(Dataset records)
• • • • • • •
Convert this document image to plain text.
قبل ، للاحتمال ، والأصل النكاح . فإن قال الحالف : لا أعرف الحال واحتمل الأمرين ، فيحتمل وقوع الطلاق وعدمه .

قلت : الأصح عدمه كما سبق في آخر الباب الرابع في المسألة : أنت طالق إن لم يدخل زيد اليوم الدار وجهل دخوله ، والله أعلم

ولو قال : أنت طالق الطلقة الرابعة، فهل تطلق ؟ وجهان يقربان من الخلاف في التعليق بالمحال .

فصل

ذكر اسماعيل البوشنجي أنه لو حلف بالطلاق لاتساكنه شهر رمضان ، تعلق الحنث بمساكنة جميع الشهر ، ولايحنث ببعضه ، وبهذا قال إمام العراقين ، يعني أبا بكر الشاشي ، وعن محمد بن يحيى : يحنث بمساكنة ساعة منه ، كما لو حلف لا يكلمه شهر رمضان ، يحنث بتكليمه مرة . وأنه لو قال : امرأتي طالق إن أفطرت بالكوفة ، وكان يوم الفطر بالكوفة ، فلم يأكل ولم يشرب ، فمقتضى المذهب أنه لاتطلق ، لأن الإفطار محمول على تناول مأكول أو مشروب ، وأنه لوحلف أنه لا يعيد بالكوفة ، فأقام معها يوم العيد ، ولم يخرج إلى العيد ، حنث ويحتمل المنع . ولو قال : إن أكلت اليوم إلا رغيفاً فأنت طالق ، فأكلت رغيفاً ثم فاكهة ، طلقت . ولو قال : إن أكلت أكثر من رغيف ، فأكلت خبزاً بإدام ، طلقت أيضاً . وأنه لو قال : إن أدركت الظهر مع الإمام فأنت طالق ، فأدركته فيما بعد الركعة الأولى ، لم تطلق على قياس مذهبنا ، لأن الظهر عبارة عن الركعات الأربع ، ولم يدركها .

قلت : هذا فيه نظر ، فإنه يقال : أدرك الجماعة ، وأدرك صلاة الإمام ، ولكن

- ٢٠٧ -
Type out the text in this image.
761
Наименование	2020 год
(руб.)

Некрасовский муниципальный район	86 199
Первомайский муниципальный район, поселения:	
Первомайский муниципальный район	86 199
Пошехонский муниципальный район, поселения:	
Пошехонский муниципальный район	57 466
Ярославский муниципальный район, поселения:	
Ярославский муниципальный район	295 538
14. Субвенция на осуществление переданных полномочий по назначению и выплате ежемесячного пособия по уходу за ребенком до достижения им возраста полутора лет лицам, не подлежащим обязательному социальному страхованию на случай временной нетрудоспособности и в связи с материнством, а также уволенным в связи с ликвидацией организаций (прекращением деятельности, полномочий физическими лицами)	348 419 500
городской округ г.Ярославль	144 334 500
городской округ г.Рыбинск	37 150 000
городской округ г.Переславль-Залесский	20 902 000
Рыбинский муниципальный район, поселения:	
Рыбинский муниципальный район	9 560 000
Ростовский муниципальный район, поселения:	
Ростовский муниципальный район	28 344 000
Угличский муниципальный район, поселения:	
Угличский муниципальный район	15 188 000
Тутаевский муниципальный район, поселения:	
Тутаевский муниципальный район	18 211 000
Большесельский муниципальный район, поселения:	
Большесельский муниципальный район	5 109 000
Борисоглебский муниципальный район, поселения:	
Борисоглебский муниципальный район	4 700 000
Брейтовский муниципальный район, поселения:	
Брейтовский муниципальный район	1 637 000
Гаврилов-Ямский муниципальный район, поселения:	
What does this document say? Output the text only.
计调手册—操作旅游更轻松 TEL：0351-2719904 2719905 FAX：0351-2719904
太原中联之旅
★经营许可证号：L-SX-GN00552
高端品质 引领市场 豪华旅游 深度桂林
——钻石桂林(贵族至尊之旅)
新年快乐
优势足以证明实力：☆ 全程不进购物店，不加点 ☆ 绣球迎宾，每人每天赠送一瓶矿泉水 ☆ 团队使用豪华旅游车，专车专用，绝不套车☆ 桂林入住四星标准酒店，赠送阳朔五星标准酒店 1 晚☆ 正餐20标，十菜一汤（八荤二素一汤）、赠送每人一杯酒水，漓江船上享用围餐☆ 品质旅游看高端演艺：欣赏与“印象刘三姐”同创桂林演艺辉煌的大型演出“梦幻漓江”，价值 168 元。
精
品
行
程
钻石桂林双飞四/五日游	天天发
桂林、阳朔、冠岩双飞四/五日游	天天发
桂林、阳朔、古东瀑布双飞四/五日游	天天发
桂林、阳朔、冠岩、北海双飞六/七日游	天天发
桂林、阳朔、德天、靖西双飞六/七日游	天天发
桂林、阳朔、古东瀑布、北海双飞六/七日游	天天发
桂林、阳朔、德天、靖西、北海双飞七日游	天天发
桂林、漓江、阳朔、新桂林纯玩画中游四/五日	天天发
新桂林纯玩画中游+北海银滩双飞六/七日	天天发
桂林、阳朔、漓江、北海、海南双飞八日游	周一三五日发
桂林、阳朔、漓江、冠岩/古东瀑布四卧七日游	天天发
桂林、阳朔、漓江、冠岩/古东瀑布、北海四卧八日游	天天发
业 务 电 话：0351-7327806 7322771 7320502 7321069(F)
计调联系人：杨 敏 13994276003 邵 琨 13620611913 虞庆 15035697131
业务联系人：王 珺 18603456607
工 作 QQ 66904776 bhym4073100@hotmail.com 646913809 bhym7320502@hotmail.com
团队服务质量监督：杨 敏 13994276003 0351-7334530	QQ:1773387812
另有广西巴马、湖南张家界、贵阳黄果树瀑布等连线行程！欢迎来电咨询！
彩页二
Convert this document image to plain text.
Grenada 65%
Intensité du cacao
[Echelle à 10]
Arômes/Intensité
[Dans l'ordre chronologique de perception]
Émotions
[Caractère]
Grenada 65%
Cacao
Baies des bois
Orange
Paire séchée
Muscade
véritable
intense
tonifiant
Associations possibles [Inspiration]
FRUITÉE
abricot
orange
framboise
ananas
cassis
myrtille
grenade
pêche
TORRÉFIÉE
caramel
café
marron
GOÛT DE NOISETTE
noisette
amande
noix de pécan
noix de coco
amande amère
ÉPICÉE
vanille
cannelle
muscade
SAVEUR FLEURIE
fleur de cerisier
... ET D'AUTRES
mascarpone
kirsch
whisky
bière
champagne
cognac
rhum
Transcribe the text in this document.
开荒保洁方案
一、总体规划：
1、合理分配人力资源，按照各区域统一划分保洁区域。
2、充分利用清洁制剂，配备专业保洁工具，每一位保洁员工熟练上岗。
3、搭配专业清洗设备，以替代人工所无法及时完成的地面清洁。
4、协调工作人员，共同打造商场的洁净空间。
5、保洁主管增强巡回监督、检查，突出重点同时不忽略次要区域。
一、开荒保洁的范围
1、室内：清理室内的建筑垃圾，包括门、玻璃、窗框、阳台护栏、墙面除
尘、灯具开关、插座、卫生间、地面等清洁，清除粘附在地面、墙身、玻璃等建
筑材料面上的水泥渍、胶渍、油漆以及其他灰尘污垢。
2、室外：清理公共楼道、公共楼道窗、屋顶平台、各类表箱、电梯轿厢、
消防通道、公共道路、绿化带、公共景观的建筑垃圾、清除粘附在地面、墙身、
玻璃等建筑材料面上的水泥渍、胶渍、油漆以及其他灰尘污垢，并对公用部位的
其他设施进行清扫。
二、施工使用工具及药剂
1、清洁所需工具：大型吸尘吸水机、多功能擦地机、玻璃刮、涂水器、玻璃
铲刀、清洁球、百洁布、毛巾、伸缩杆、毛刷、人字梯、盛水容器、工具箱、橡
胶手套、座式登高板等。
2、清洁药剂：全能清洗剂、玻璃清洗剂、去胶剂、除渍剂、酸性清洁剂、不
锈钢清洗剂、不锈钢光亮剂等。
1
• • • • • • •
All of the data shown above must be copied exactly.

Convert this document image to plain text.
قبل ، للاحتمال ، والأصل النكاح . فإن قال الحالف : لا أعرف الحال واحتمل الأمرين ، فيحتمل وقوع الطلاق وعدمه .

قلت : الأصح عدمه كما سبق في آخر الباب الرابع في المسألة : أنت طالق إن لم يدخل زيد اليوم الدار وجهل دخوله ، والله أعلم

ولو قال : أنت طالق الطلقة الرابعة، فهل تطلق ؟ وجهان يقربان من الخلاف في التعليق بالمحال .

فصل

ذكر اسماعيل البوشنجي أنه لو حلف بالطلاق لاتساكنه شهر رمضان ، تعلق الحنث بمساكنة جميع الشهر ، ولايحنث ببعضه ، وبهذا قال إمام العراقين ، يعني أبا بكر الشاشي ، وعن محمد بن يحيى : يحنث بمساكنة ساعة منه ، كما لو حلف لا يكلمه شهر رمضان ، يحنث بتكليمه مرة . وأنه لو قال : امرأتي طالق إن أفطرت بالكوفة ، وكان يوم الفطر بالكوفة ، فلم يأكل ولم يشرب ، فمقتضى المذهب أنه لاتطلق ، لأن الإفطار محمول على تناول مأكول أو مشروب ، وأنه لوحلف أنه لا يعيد بالكوفة ، فأقام معها يوم العيد ، ولم يخرج إلى العيد ، حنث ويحتمل المنع . ولو قال : إن أكلت اليوم إلا رغيفاً فأنت طالق ، فأكلت رغيفاً ثم فاكهة ، طلقت . ولو قال : إن أكلت أكثر من رغيف ، فأكلت خبزاً بإدام ، طلقت أيضاً . وأنه لو قال : إن أدركت الظهر مع الإمام فأنت طالق ، فأدركته فيما بعد الركعة الأولى ، لم تطلق على قياس مذهبنا ، لأن الظهر عبارة عن الركعات الأربع ، ولم يدركها .

قلت : هذا فيه نظر ، فإنه يقال : أدرك الجماعة ، وأدرك صلاة الإمام ، ولكن

- ٢٠٧ -
Type out the text in this image.
761
Наименование	2020 год
(руб.)

Некрасовский муниципальный район	86 199
Первомайский муниципальный район, поселения:	
Первомайский муниципальный район	86 199
Пошехонский муниципальный район, поселения:	
Пошехонский муниципальный район	57 466
Ярославский муниципальный район, поселения:	
Ярославский муниципальный район	295 538
14. Субвенция на осуществление переданных полномочий по назначению и выплате ежемесячного пособия по уходу за ребенком до достижения им возраста полутора лет лицам, не подлежащим обязательному социальному страхованию на случай временной нетрудоспособности и в связи с материнством, а также уволенным в связи с ликвидацией организаций (прекращением деятельности, полномочий физическими лицами)	348 419 500
городской округ г.Ярославль	144 334 500
городской округ г.Рыбинск	37 150 000
городской округ г.Переславль-Залесский	20 902 000
Рыбинский муниципальный район, поселения:	
Рыбинский муниципальный район	9 560 000
Ростовский муниципальный район, поселения:	
Ростовский муниципальный район	28 344 000
Угличский муниципальный район, поселения:	
Угличский муниципальный район	15 188 000
Тутаевский муниципальный район, поселения:	
Тутаевский муниципальный район	18 211 000
Большесельский муниципальный район, поселения:	
Большесельский муниципальный район	5 109 000
Борисоглебский муниципальный район, поселения:	
Борисоглебский муниципальный район	4 700 000
Брейтовский муниципальный район, поселения:	
Брейтовский муниципальный район	1 637 000
Гаврилов-Ямский муниципальный район, поселения:	
What does this document say? Output the text only.
计调手册—操作旅游更轻松 TEL：0351-2719904 2719905 FAX：0351-2719904
太原中联之旅
★经营许可证号：L-SX-GN00552
高端品质 引领市场 豪华旅游 深度桂林
——钻石桂林(贵族至尊之旅)
新年快乐
优势足以证明实力：☆ 全程不进购物店，不加点 ☆ 绣球迎宾，每人每天赠送一瓶矿泉水 ☆ 团队使用豪华旅游车，专车专用，绝不套车☆ 桂林入住四星标准酒店，赠送阳朔五星标准酒店 1 晚☆ 正餐20标，十菜一汤（八荤二素一汤）、赠送每人一杯酒水，漓江船上享用围餐☆ 品质旅游看高端演艺：欣赏与“印象刘三姐”同创桂林演艺辉煌的大型演出“梦幻漓江”，价值 168 元。
精
品
行
程
钻石桂林双飞四/五日游	天天发
桂林、阳朔、冠岩双飞四/五日游	天天发
桂林、阳朔、古东瀑布双飞四/五日游	天天发
桂林、阳朔、冠岩、北海双飞六/七日游	天天发
桂林、阳朔、德天、靖西双飞六/七日游	天天发
桂林、阳朔、古东瀑布、北海双飞六/七日游	天天发
桂林、阳朔、德天、靖西、北海双飞七日游	天天发
桂林、漓江、阳朔、新桂林纯玩画中游四/五日	天天发
新桂林纯玩画中游+北海银滩双飞六/七日	天天发
桂林、阳朔、漓江、北海、海南双飞八日游	周一三五日发
桂林、阳朔、漓江、冠岩/古东瀑布四卧七日游	天天发
桂林、阳朔、漓江、冠岩/古东瀑布、北海四卧八日游	天天发
业 务 电 话：0351-7327806 7322771 7320502 7321069(F)
计调联系人：杨 敏 13994276003 邵 琨 13620611913 虞庆 15035697131
业务联系人：王 珺 18603456607
工 作 QQ 66904776 bhym4073100@hotmail.com 646913809 bhym7320502@hotmail.com
团队服务质量监督：杨 敏 13994276003 0351-7334530	QQ:1773387812
另有广西巴马、湖南张家界、贵阳黄果树瀑布等连线行程！欢迎来电咨询！
彩页二
Convert this document image to plain text.
Grenada 65%
Intensité du cacao
[Echelle à 10]
Arômes/Intensité
[Dans l'ordre chronologique de perception]
Émotions
[Caractère]
Grenada 65%
Cacao
Baies des bois
Orange
Paire séchée
Muscade
véritable
intense
tonifiant
Associations possibles [Inspiration]
FRUITÉE
abricot
orange
framboise
ananas
cassis
myrtille
grenade
pêche
TORRÉFIÉE
caramel
café
marron
GOÛT DE NOISETTE
noisette
amande
noix de pécan
noix de coco
amande amère
ÉPICÉE
vanille
cannelle
muscade
SAVEUR FLEURIE
fleur de cerisier
... ET D'AUTRES
mascarpone
kirsch
whisky
bière
champagne
cognac
rhum
Transcribe the text in this document.
开荒保洁方案
一、总体规划：
1、合理分配人力资源，按照各区域统一划分保洁区域。
2、充分利用清洁制剂，配备专业保洁工具，每一位保洁员工熟练上岗。
3、搭配专业清洗设备，以替代人工所无法及时完成的地面清洁。
4、协调工作人员，共同打造商场的洁净空间。
5、保洁主管增强巡回监督、检查，突出重点同时不忽略次要区域。
一、开荒保洁的范围
1、室内：清理室内的建筑垃圾，包括门、玻璃、窗框、阳台护栏、墙面除
尘、灯具开关、插座、卫生间、地面等清洁，清除粘附在地面、墙身、玻璃等建
筑材料面上的水泥渍、胶渍、油漆以及其他灰尘污垢。
2、室外：清理公共楼道、公共楼道窗、屋顶平台、各类表箱、电梯轿厢、
消防通道、公共道路、绿化带、公共景观的建筑垃圾、清除粘附在地面、墙身、
玻璃等建筑材料面上的水泥渍、胶渍、油漆以及其他灰尘污垢，并对公用部位的
其他设施进行清扫。
二、施工使用工具及药剂
1、清洁所需工具：大型吸尘吸水机、多功能擦地机、玻璃刮、涂水器、玻璃
铲刀、清洁球、百洁布、毛巾、伸缩杆、毛刷、人字梯、盛水容器、工具箱、橡
胶手套、座式登高板等。
2、清洁药剂：全能清洗剂、玻璃清洗剂、去胶剂、除渍剂、酸性清洁剂、不
锈钢清洗剂、不锈钢光亮剂等。
1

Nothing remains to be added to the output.